**Exercise instructions:** Only the number is needed: how many lines of the records include "xlabel"?
== Data listing ==
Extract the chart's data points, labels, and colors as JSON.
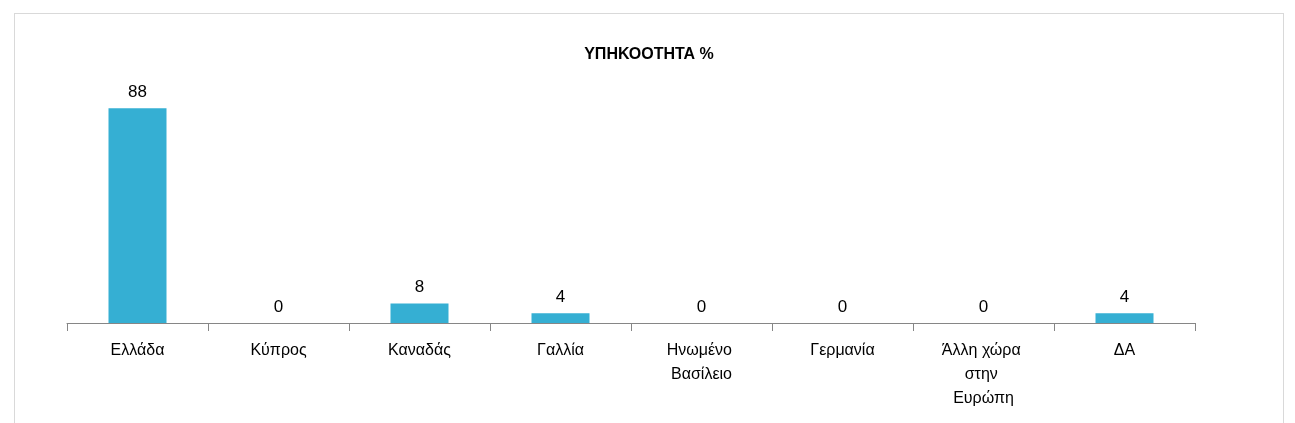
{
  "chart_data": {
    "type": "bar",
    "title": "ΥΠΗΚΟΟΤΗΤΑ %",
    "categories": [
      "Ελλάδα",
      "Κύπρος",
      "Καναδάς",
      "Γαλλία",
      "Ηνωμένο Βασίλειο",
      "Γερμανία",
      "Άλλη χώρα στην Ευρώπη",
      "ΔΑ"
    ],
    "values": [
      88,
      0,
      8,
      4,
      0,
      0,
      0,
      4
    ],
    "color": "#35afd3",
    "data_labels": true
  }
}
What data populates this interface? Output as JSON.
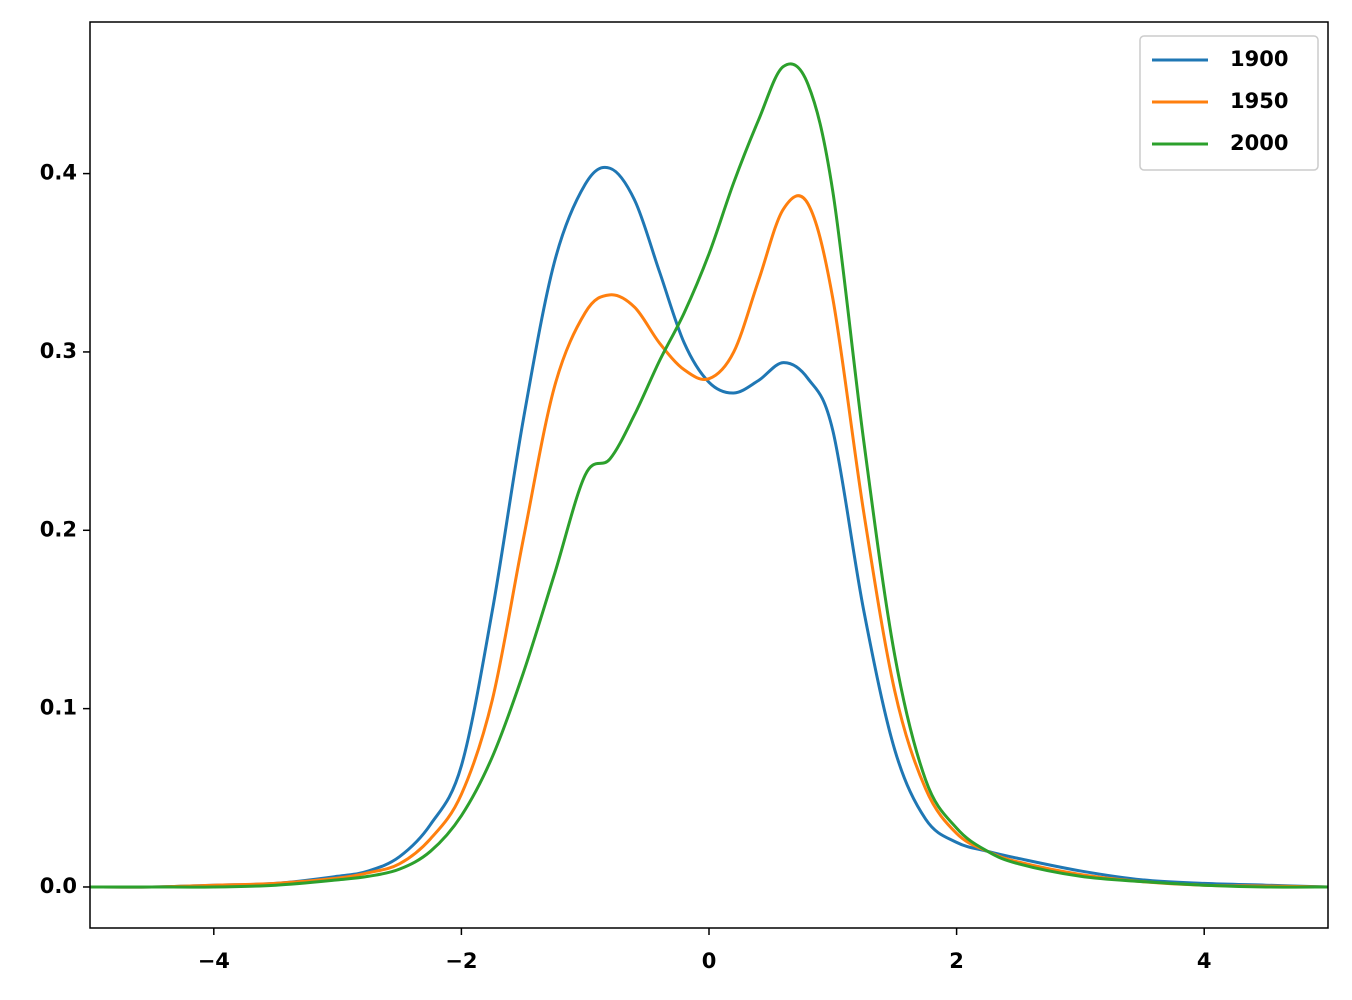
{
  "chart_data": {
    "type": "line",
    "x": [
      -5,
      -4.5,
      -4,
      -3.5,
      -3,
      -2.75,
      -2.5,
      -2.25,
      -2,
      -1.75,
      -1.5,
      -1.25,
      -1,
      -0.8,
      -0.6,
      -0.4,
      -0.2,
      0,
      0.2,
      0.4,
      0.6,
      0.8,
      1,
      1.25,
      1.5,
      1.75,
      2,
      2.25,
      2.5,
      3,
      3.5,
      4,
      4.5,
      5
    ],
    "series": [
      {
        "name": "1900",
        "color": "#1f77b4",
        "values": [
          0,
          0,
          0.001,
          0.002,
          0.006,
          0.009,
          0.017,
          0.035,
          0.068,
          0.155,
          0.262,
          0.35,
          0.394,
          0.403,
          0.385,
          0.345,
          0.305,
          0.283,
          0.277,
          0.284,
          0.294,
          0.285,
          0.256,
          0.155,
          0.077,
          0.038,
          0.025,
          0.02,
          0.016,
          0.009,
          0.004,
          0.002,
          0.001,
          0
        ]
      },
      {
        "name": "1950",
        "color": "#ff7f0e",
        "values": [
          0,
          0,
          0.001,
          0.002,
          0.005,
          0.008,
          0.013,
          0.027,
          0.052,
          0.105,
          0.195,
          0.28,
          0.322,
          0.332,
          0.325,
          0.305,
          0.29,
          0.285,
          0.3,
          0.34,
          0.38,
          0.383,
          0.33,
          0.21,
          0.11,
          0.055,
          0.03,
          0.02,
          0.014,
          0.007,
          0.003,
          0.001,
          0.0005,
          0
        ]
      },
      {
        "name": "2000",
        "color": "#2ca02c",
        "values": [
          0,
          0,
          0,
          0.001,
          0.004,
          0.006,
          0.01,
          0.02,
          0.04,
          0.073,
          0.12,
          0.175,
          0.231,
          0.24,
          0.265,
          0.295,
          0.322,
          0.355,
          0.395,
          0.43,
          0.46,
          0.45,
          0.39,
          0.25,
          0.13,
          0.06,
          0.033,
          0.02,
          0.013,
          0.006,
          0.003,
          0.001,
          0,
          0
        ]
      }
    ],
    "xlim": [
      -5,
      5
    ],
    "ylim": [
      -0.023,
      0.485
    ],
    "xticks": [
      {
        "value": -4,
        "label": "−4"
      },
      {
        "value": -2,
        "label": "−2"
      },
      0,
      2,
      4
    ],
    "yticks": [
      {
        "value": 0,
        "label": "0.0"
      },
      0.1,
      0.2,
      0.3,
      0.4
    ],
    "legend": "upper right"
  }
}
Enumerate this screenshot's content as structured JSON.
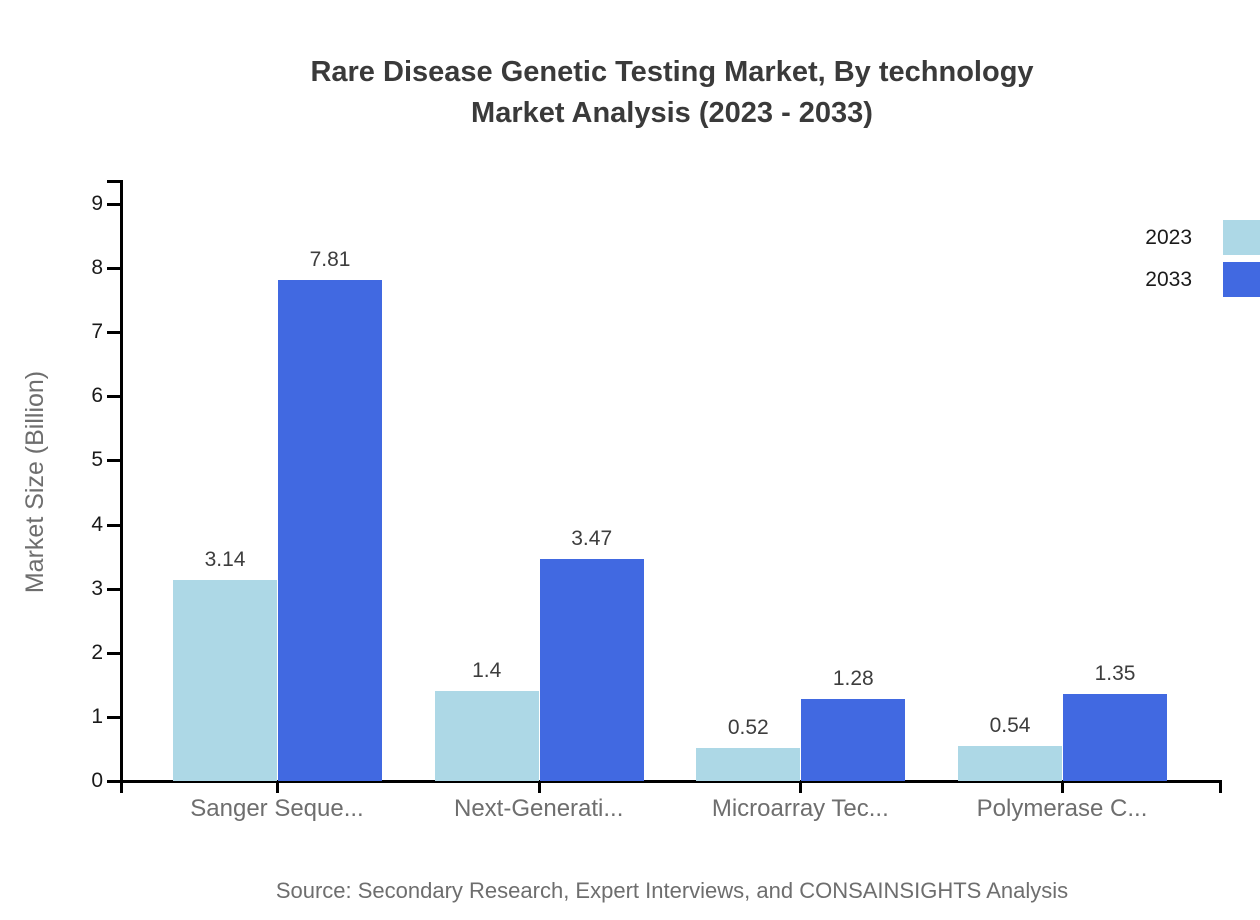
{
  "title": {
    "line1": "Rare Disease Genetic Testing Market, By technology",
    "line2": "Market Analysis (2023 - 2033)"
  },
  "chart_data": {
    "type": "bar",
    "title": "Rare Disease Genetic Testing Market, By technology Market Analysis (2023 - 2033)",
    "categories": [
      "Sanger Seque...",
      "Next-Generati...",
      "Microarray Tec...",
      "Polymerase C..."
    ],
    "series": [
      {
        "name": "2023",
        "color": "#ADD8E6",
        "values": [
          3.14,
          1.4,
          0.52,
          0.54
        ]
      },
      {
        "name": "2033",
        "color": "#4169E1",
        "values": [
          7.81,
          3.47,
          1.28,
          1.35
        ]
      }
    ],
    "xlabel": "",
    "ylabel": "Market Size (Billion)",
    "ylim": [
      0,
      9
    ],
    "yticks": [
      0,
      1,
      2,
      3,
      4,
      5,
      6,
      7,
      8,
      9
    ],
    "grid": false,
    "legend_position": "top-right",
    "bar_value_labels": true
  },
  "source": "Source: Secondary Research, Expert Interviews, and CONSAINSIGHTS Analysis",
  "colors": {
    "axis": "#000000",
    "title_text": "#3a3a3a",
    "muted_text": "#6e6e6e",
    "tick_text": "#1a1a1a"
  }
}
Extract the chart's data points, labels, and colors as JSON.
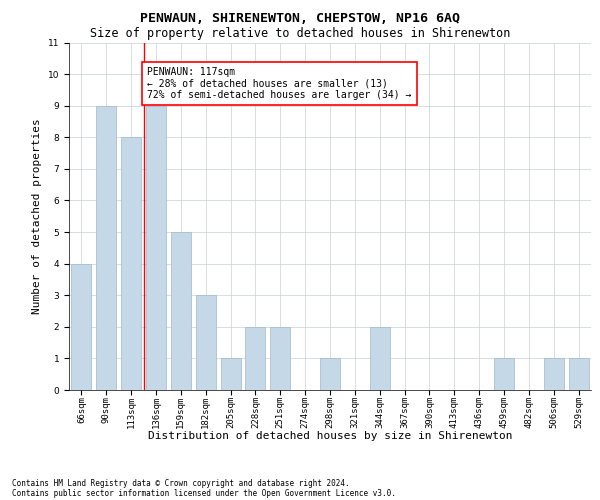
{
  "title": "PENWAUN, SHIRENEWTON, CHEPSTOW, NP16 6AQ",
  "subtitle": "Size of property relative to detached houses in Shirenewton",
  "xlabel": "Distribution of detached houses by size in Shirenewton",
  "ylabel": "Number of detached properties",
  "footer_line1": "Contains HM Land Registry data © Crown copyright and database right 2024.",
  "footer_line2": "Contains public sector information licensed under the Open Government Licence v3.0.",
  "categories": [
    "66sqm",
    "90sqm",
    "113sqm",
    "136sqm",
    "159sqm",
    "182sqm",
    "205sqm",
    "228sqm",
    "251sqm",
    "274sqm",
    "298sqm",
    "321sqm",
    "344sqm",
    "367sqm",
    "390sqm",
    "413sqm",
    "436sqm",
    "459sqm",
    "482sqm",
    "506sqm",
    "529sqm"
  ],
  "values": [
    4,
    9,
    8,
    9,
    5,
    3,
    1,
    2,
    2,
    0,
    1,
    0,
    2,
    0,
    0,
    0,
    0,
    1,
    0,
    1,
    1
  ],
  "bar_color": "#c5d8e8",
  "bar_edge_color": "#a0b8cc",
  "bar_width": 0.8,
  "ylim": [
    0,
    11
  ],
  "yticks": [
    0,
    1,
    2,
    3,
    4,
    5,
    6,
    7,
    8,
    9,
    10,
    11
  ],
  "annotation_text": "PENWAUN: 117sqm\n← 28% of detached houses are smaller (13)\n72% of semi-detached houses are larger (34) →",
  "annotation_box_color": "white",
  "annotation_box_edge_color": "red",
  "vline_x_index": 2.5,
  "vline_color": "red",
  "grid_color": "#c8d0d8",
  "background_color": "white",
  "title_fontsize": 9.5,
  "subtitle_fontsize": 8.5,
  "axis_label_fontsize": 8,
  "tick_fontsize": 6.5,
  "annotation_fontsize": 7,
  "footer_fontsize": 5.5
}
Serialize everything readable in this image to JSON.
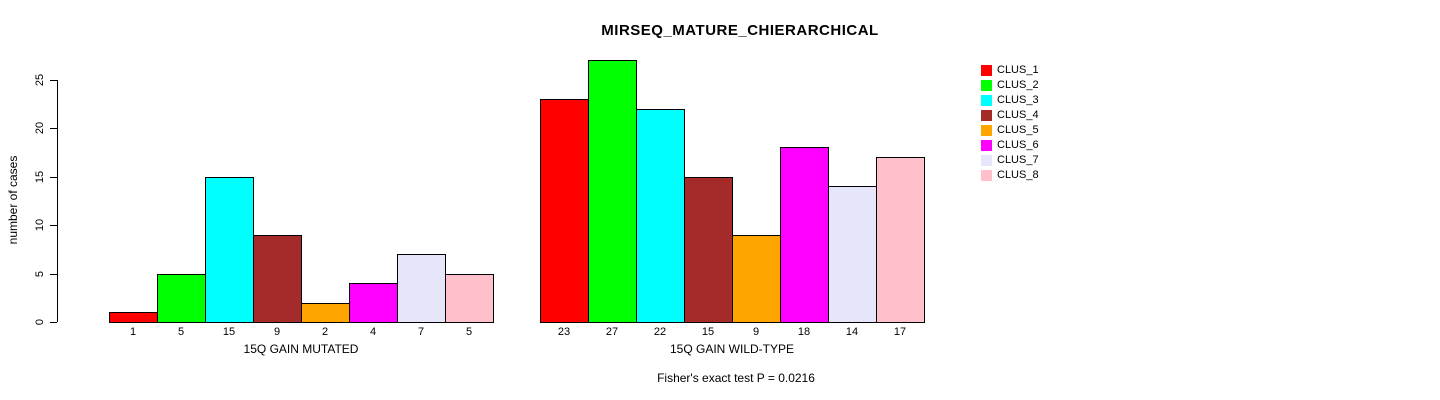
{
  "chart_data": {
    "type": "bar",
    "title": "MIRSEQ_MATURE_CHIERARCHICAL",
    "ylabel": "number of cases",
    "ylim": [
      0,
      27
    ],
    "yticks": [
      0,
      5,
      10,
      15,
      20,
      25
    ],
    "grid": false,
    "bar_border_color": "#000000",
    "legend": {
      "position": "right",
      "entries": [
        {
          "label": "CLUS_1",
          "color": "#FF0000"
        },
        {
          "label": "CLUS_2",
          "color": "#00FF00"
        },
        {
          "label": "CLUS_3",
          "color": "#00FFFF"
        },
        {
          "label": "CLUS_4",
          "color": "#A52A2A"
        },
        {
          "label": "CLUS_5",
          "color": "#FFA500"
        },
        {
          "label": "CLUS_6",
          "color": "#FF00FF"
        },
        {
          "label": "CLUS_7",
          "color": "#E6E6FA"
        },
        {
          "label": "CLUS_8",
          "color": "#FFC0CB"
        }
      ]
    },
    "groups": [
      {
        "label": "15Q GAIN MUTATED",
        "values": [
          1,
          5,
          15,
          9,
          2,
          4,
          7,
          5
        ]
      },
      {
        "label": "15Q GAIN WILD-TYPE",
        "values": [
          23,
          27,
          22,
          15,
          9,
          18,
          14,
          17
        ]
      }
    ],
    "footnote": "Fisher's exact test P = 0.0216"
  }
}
===
**Finished task:** 2